The task - Skip the pictures. Quote every line below, exactly, from the one with "Give me the" through the final line.

Stored data
[start]
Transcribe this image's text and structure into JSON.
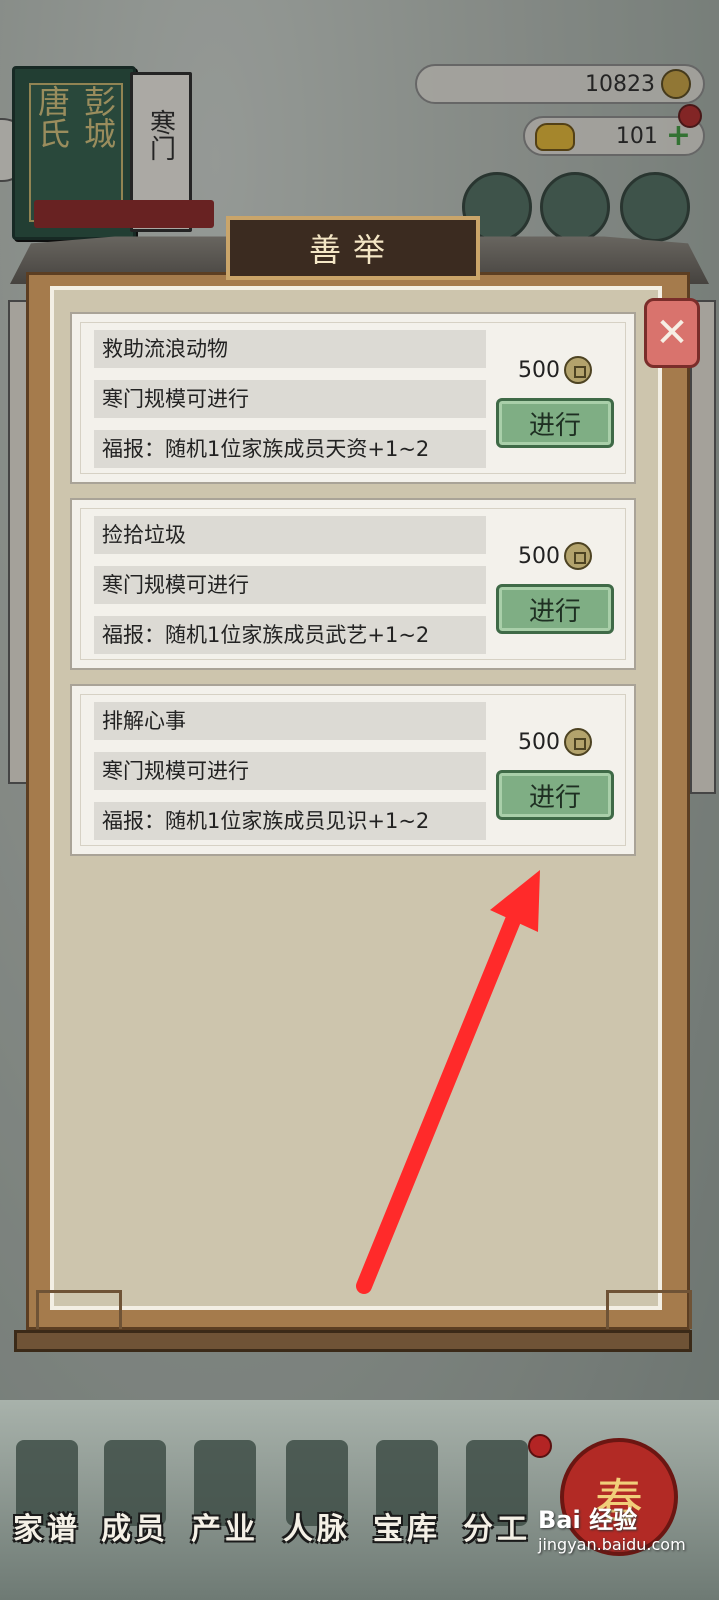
{
  "clan": {
    "name": "彭城唐氏",
    "rank": "寒门"
  },
  "currency": {
    "copper": "10823",
    "gold": "101"
  },
  "panel": {
    "title": "善举",
    "close_icon": "close-icon"
  },
  "deeds": [
    {
      "name": "救助流浪动物",
      "requirement": "寒门规模可进行",
      "reward": "福报：随机1位家族成员天资+1~2",
      "cost": "500",
      "button": "进行"
    },
    {
      "name": "捡拾垃圾",
      "requirement": "寒门规模可进行",
      "reward": "福报：随机1位家族成员武艺+1~2",
      "cost": "500",
      "button": "进行"
    },
    {
      "name": "排解心事",
      "requirement": "寒门规模可进行",
      "reward": "福报：随机1位家族成员见识+1~2",
      "cost": "500",
      "button": "进行"
    }
  ],
  "bottom_nav": [
    {
      "label": "家谱"
    },
    {
      "label": "成员"
    },
    {
      "label": "产业"
    },
    {
      "label": "人脉"
    },
    {
      "label": "宝库"
    },
    {
      "label": "分工"
    }
  ],
  "spring_badge": "春",
  "watermark": {
    "brand": "Bai 经验",
    "url": "jingyan.baidu.com"
  },
  "colors": {
    "accent_green": "#7fae84",
    "close_red": "#d9736d",
    "arrow_red": "#ff2a2a"
  }
}
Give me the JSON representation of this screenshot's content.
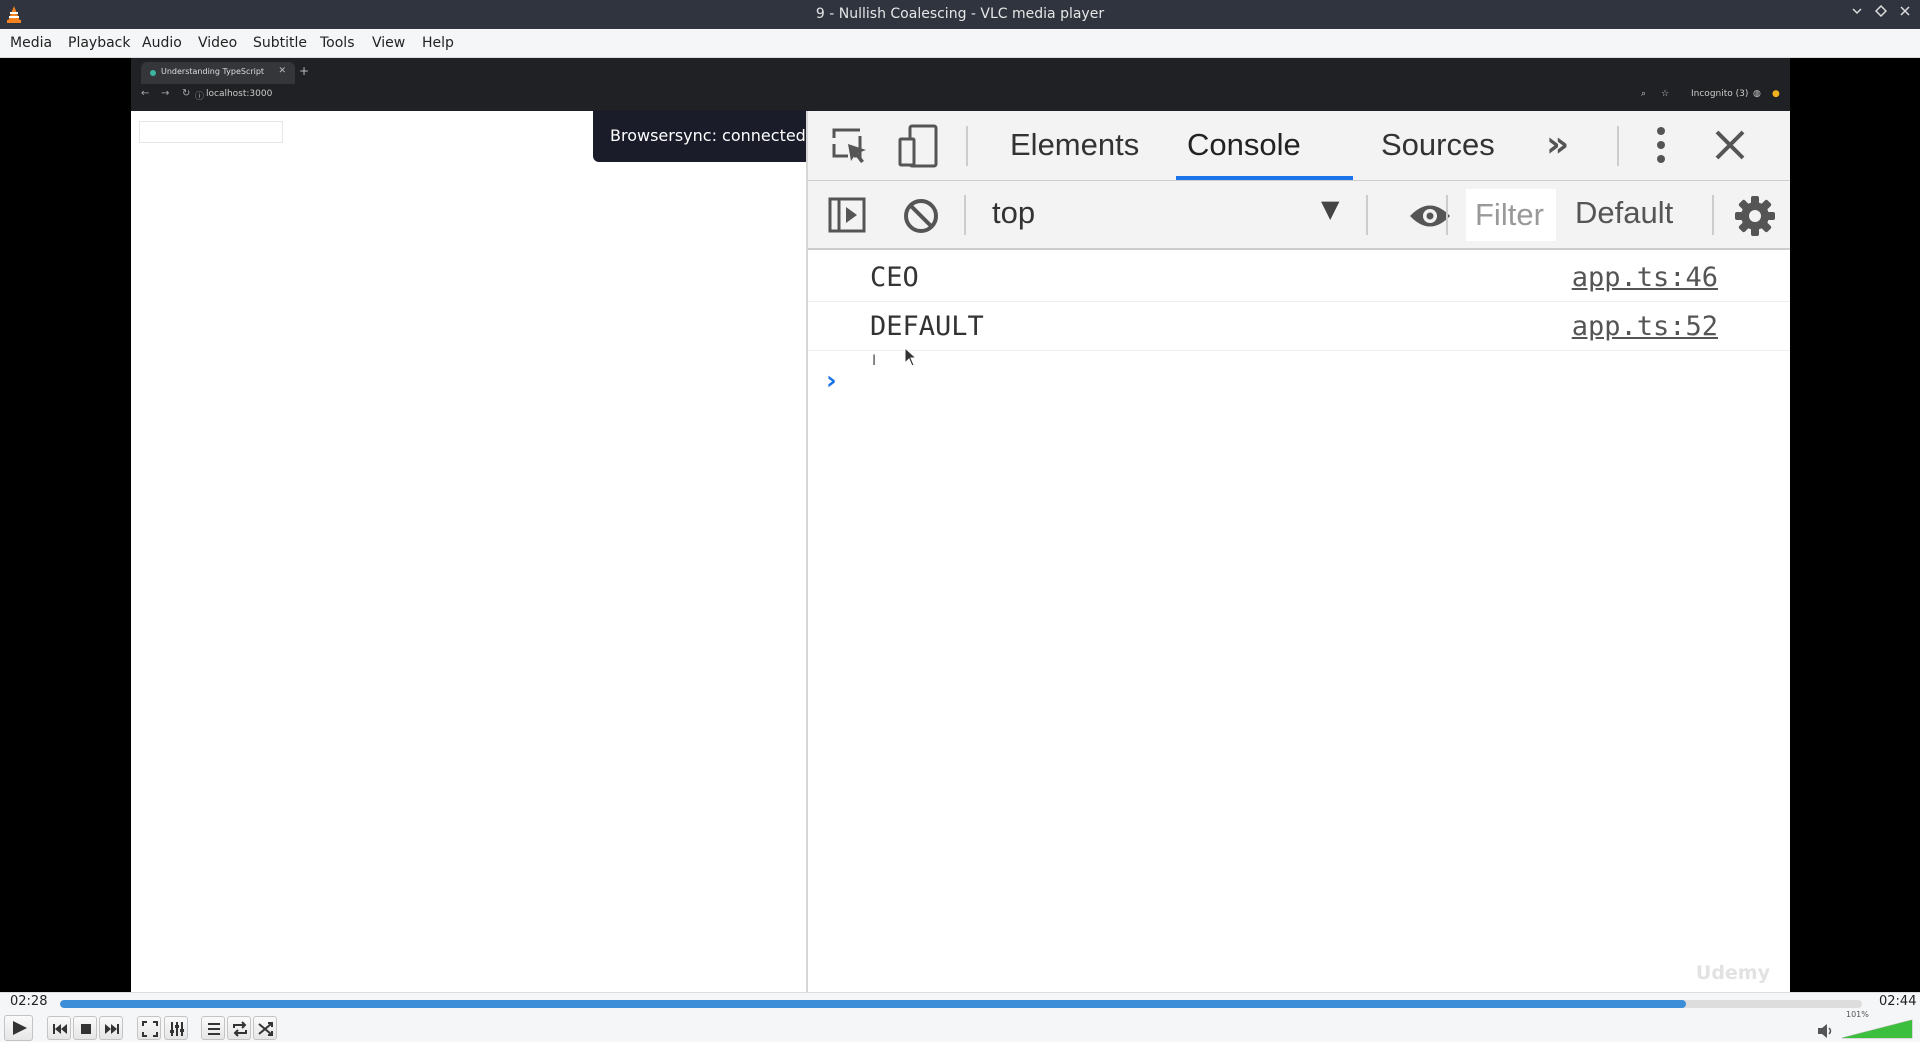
{
  "window": {
    "title": "9 - Nullish Coalescing - VLC media player",
    "icon": "vlc-cone-icon"
  },
  "menu": [
    "Media",
    "Playback",
    "Audio",
    "Video",
    "Subtitle",
    "Tools",
    "View",
    "Help"
  ],
  "browser": {
    "tab_title": "Understanding TypeScript",
    "url": "localhost:3000",
    "profile": "Incognito (3)"
  },
  "tooltip": "Browsersync: connected",
  "devtools": {
    "tabs": [
      "Elements",
      "Console",
      "Sources"
    ],
    "active_tab": "Console",
    "context": "top",
    "filter_placeholder": "Filter",
    "levels": "Default",
    "logs": [
      {
        "message": "CEO",
        "source": "app.ts:46"
      },
      {
        "message": "DEFAULT",
        "source": "app.ts:52"
      }
    ],
    "text_cursor": "I"
  },
  "watermark": "Udemy",
  "player": {
    "elapsed": "02:28",
    "duration": "02:44",
    "progress": 0.9024,
    "volume_label": "101%",
    "volume": 1.01,
    "colors": {
      "seek": "#3b8ed7",
      "volume": "#3cbf3c",
      "accent": "#1a73e8"
    }
  }
}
[end]
Task response -
Give me the JSON representation of this screenshot's content.
{
  "window": {
    "title": "9 - Nullish Coalescing - VLC media player",
    "icon": "vlc-cone-icon"
  },
  "menu": [
    "Media",
    "Playback",
    "Audio",
    "Video",
    "Subtitle",
    "Tools",
    "View",
    "Help"
  ],
  "browser": {
    "tab_title": "Understanding TypeScript",
    "url": "localhost:3000",
    "profile": "Incognito (3)"
  },
  "tooltip": "Browsersync: connected",
  "devtools": {
    "tabs": [
      "Elements",
      "Console",
      "Sources"
    ],
    "active_tab": "Console",
    "context": "top",
    "filter_placeholder": "Filter",
    "levels": "Default",
    "logs": [
      {
        "message": "CEO",
        "source": "app.ts:46"
      },
      {
        "message": "DEFAULT",
        "source": "app.ts:52"
      }
    ],
    "text_cursor": "I"
  },
  "watermark": "Udemy",
  "player": {
    "elapsed": "02:28",
    "duration": "02:44",
    "progress": 0.9024,
    "volume_label": "101%",
    "volume": 1.01,
    "colors": {
      "seek": "#3b8ed7",
      "volume": "#3cbf3c",
      "accent": "#1a73e8"
    }
  }
}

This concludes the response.